Task prompt → Print every record below exactly as written.

--- START Material ---

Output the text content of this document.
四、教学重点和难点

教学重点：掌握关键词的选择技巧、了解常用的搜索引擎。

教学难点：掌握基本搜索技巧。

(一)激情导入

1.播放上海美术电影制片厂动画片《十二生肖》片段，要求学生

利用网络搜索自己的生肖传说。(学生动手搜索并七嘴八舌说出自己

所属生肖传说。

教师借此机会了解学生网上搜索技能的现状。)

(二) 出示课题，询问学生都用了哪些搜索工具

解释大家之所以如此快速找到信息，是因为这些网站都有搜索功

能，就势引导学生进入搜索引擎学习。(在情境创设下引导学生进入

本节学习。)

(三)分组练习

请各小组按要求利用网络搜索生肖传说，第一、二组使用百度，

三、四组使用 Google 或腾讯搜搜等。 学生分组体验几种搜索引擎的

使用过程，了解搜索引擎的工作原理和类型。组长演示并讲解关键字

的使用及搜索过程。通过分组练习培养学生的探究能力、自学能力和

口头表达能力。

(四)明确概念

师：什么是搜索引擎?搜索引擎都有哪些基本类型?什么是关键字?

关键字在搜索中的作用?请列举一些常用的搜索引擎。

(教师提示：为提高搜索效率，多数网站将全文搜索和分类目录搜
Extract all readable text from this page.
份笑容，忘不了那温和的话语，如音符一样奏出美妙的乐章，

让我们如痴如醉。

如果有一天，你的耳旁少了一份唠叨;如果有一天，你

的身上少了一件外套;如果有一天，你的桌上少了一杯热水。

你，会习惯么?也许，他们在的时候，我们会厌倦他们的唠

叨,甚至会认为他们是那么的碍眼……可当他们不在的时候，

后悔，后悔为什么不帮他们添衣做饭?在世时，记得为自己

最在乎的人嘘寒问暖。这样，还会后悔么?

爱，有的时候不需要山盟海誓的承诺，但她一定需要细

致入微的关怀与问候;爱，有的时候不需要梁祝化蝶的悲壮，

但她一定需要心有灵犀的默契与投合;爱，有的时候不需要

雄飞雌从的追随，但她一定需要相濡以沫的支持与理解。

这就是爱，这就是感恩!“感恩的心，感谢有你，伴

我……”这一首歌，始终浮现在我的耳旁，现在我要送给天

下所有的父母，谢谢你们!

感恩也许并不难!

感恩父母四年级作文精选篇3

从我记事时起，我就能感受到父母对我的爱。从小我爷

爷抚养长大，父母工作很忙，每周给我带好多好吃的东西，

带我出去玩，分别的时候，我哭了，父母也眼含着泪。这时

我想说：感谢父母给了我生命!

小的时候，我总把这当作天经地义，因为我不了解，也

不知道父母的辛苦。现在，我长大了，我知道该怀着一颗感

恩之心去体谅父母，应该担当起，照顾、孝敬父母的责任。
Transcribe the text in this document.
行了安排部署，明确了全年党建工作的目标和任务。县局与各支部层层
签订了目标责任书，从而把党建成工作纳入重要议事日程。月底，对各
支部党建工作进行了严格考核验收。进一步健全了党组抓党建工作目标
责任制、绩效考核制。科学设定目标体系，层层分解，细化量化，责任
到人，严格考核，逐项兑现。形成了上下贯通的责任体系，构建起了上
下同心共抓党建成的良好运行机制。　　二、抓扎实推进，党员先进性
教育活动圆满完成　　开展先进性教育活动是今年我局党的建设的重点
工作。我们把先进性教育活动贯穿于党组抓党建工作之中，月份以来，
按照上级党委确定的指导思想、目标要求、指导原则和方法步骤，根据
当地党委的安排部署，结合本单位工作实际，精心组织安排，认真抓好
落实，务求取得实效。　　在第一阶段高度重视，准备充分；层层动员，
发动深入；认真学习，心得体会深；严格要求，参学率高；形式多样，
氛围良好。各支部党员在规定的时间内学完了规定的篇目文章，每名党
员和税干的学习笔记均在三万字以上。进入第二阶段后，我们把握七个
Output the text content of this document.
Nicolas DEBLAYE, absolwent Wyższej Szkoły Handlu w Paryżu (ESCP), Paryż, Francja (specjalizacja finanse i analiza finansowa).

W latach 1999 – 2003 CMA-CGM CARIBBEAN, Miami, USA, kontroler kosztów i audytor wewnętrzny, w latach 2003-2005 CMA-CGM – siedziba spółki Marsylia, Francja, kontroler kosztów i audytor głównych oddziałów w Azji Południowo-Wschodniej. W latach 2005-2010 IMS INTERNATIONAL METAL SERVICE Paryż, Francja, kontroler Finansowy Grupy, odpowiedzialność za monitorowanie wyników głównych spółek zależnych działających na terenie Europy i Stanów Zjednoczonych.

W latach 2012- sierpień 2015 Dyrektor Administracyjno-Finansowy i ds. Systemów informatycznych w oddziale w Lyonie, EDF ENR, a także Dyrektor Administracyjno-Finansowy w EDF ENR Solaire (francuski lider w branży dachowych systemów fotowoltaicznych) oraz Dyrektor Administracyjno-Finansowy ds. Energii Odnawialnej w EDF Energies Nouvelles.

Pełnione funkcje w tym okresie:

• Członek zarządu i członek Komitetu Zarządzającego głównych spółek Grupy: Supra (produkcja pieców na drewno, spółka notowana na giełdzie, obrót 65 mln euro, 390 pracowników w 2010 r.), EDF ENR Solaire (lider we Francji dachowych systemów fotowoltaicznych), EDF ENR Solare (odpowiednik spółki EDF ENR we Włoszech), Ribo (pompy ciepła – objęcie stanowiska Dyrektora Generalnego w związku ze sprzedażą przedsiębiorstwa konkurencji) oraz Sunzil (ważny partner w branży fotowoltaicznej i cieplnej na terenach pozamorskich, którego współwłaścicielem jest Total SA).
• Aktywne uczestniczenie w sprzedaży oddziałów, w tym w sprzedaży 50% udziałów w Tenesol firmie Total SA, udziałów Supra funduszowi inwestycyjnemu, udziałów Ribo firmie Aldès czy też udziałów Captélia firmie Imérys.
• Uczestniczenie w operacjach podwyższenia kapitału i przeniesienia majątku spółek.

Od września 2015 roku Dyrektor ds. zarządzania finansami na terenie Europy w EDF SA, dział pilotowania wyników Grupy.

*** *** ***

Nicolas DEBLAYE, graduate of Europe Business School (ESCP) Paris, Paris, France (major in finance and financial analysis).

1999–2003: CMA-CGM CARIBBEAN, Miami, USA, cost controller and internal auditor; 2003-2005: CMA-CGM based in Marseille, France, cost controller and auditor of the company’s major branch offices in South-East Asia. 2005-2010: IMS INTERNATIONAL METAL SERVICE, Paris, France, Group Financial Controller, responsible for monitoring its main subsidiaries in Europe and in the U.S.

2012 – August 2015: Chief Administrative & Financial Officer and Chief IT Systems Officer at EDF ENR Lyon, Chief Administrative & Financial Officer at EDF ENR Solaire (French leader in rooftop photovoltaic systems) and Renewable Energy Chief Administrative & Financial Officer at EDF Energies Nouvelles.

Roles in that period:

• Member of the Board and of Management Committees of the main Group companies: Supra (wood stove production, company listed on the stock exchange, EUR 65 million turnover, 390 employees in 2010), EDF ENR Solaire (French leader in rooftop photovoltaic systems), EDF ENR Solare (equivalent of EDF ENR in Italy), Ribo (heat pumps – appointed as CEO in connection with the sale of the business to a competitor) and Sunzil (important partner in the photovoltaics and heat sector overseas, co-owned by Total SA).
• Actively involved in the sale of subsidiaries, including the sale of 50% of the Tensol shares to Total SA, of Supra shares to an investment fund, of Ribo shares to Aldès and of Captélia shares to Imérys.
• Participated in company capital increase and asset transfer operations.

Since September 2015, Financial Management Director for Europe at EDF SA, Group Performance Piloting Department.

--- END Material ---

Answer for this exercise →
Output the text content of this document.
四、教学重点和难点

教学重点：掌握关键词的选择技巧、了解常用的搜索引擎。

教学难点：掌握基本搜索技巧。

(一)激情导入

1.播放上海美术电影制片厂动画片《十二生肖》片段，要求学生

利用网络搜索自己的生肖传说。(学生动手搜索并七嘴八舌说出自己

所属生肖传说。

教师借此机会了解学生网上搜索技能的现状。)

(二) 出示课题，询问学生都用了哪些搜索工具

解释大家之所以如此快速找到信息，是因为这些网站都有搜索功

能，就势引导学生进入搜索引擎学习。(在情境创设下引导学生进入

本节学习。)

(三)分组练习

请各小组按要求利用网络搜索生肖传说，第一、二组使用百度，

三、四组使用 Google 或腾讯搜搜等。 学生分组体验几种搜索引擎的

使用过程，了解搜索引擎的工作原理和类型。组长演示并讲解关键字

的使用及搜索过程。通过分组练习培养学生的探究能力、自学能力和

口头表达能力。

(四)明确概念

师：什么是搜索引擎?搜索引擎都有哪些基本类型?什么是关键字?

关键字在搜索中的作用?请列举一些常用的搜索引擎。

(教师提示：为提高搜索效率，多数网站将全文搜索和分类目录搜
Extract all readable text from this page.
份笑容，忘不了那温和的话语，如音符一样奏出美妙的乐章，

让我们如痴如醉。

如果有一天，你的耳旁少了一份唠叨;如果有一天，你

的身上少了一件外套;如果有一天，你的桌上少了一杯热水。

你，会习惯么?也许，他们在的时候，我们会厌倦他们的唠

叨,甚至会认为他们是那么的碍眼……可当他们不在的时候，

后悔，后悔为什么不帮他们添衣做饭?在世时，记得为自己

最在乎的人嘘寒问暖。这样，还会后悔么?

爱，有的时候不需要山盟海誓的承诺，但她一定需要细

致入微的关怀与问候;爱，有的时候不需要梁祝化蝶的悲壮，

但她一定需要心有灵犀的默契与投合;爱，有的时候不需要

雄飞雌从的追随，但她一定需要相濡以沫的支持与理解。

这就是爱，这就是感恩!“感恩的心，感谢有你，伴

我……”这一首歌，始终浮现在我的耳旁，现在我要送给天

下所有的父母，谢谢你们!

感恩也许并不难!

感恩父母四年级作文精选篇3

从我记事时起，我就能感受到父母对我的爱。从小我爷

爷抚养长大，父母工作很忙，每周给我带好多好吃的东西，

带我出去玩，分别的时候，我哭了，父母也眼含着泪。这时

我想说：感谢父母给了我生命!

小的时候，我总把这当作天经地义，因为我不了解，也

不知道父母的辛苦。现在，我长大了，我知道该怀着一颗感

恩之心去体谅父母，应该担当起，照顾、孝敬父母的责任。
Transcribe the text in this document.
行了安排部署，明确了全年党建工作的目标和任务。县局与各支部层层
签订了目标责任书，从而把党建成工作纳入重要议事日程。月底，对各
支部党建工作进行了严格考核验收。进一步健全了党组抓党建工作目标
责任制、绩效考核制。科学设定目标体系，层层分解，细化量化，责任
到人，严格考核，逐项兑现。形成了上下贯通的责任体系，构建起了上
下同心共抓党建成的良好运行机制。　　二、抓扎实推进，党员先进性
教育活动圆满完成　　开展先进性教育活动是今年我局党的建设的重点
工作。我们把先进性教育活动贯穿于党组抓党建工作之中，月份以来，
按照上级党委确定的指导思想、目标要求、指导原则和方法步骤，根据
当地党委的安排部署，结合本单位工作实际，精心组织安排，认真抓好
落实，务求取得实效。　　在第一阶段高度重视，准备充分；层层动员，
发动深入；认真学习，心得体会深；严格要求，参学率高；形式多样，
氛围良好。各支部党员在规定的时间内学完了规定的篇目文章，每名党
员和税干的学习笔记均在三万字以上。进入第二阶段后，我们把握七个
Output the text content of this document.
Nicolas DEBLAYE, absolwent Wyższej Szkoły Handlu w Paryżu (ESCP), Paryż, Francja (specjalizacja finanse i analiza finansowa).

W latach 1999 – 2003 CMA-CGM CARIBBEAN, Miami, USA, kontroler kosztów i audytor wewnętrzny, w latach 2003-2005 CMA-CGM – siedziba spółki Marsylia, Francja, kontroler kosztów i audytor głównych oddziałów w Azji Południowo-Wschodniej. W latach 2005-2010 IMS INTERNATIONAL METAL SERVICE Paryż, Francja, kontroler Finansowy Grupy, odpowiedzialność za monitorowanie wyników głównych spółek zależnych działających na terenie Europy i Stanów Zjednoczonych.

W latach 2012- sierpień 2015 Dyrektor Administracyjno-Finansowy i ds. Systemów informatycznych w oddziale w Lyonie, EDF ENR, a także Dyrektor Administracyjno-Finansowy w EDF ENR Solaire (francuski lider w branży dachowych systemów fotowoltaicznych) oraz Dyrektor Administracyjno-Finansowy ds. Energii Odnawialnej w EDF Energies Nouvelles.

Pełnione funkcje w tym okresie:

• Członek zarządu i członek Komitetu Zarządzającego głównych spółek Grupy: Supra (produkcja pieców na drewno, spółka notowana na giełdzie, obrót 65 mln euro, 390 pracowników w 2010 r.), EDF ENR Solaire (lider we Francji dachowych systemów fotowoltaicznych), EDF ENR Solare (odpowiednik spółki EDF ENR we Włoszech), Ribo (pompy ciepła – objęcie stanowiska Dyrektora Generalnego w związku ze sprzedażą przedsiębiorstwa konkurencji) oraz Sunzil (ważny partner w branży fotowoltaicznej i cieplnej na terenach pozamorskich, którego współwłaścicielem jest Total SA).
• Aktywne uczestniczenie w sprzedaży oddziałów, w tym w sprzedaży 50% udziałów w Tenesol firmie Total SA, udziałów Supra funduszowi inwestycyjnemu, udziałów Ribo firmie Aldès czy też udziałów Captélia firmie Imérys.
• Uczestniczenie w operacjach podwyższenia kapitału i przeniesienia majątku spółek.

Od września 2015 roku Dyrektor ds. zarządzania finansami na terenie Europy w EDF SA, dział pilotowania wyników Grupy.

*** *** ***

Nicolas DEBLAYE, graduate of Europe Business School (ESCP) Paris, Paris, France (major in finance and financial analysis).

1999–2003: CMA-CGM CARIBBEAN, Miami, USA, cost controller and internal auditor; 2003-2005: CMA-CGM based in Marseille, France, cost controller and auditor of the company’s major branch offices in South-East Asia. 2005-2010: IMS INTERNATIONAL METAL SERVICE, Paris, France, Group Financial Controller, responsible for monitoring its main subsidiaries in Europe and in the U.S.

2012 – August 2015: Chief Administrative & Financial Officer and Chief IT Systems Officer at EDF ENR Lyon, Chief Administrative & Financial Officer at EDF ENR Solaire (French leader in rooftop photovoltaic systems) and Renewable Energy Chief Administrative & Financial Officer at EDF Energies Nouvelles.

Roles in that period:

• Member of the Board and of Management Committees of the main Group companies: Supra (wood stove production, company listed on the stock exchange, EUR 65 million turnover, 390 employees in 2010), EDF ENR Solaire (French leader in rooftop photovoltaic systems), EDF ENR Solare (equivalent of EDF ENR in Italy), Ribo (heat pumps – appointed as CEO in connection with the sale of the business to a competitor) and Sunzil (important partner in the photovoltaics and heat sector overseas, co-owned by Total SA).
• Actively involved in the sale of subsidiaries, including the sale of 50% of the Tensol shares to Total SA, of Supra shares to an investment fund, of Ribo shares to Aldès and of Captélia shares to Imérys.
• Participated in company capital increase and asset transfer operations.

Since September 2015, Financial Management Director for Europe at EDF SA, Group Performance Piloting Department.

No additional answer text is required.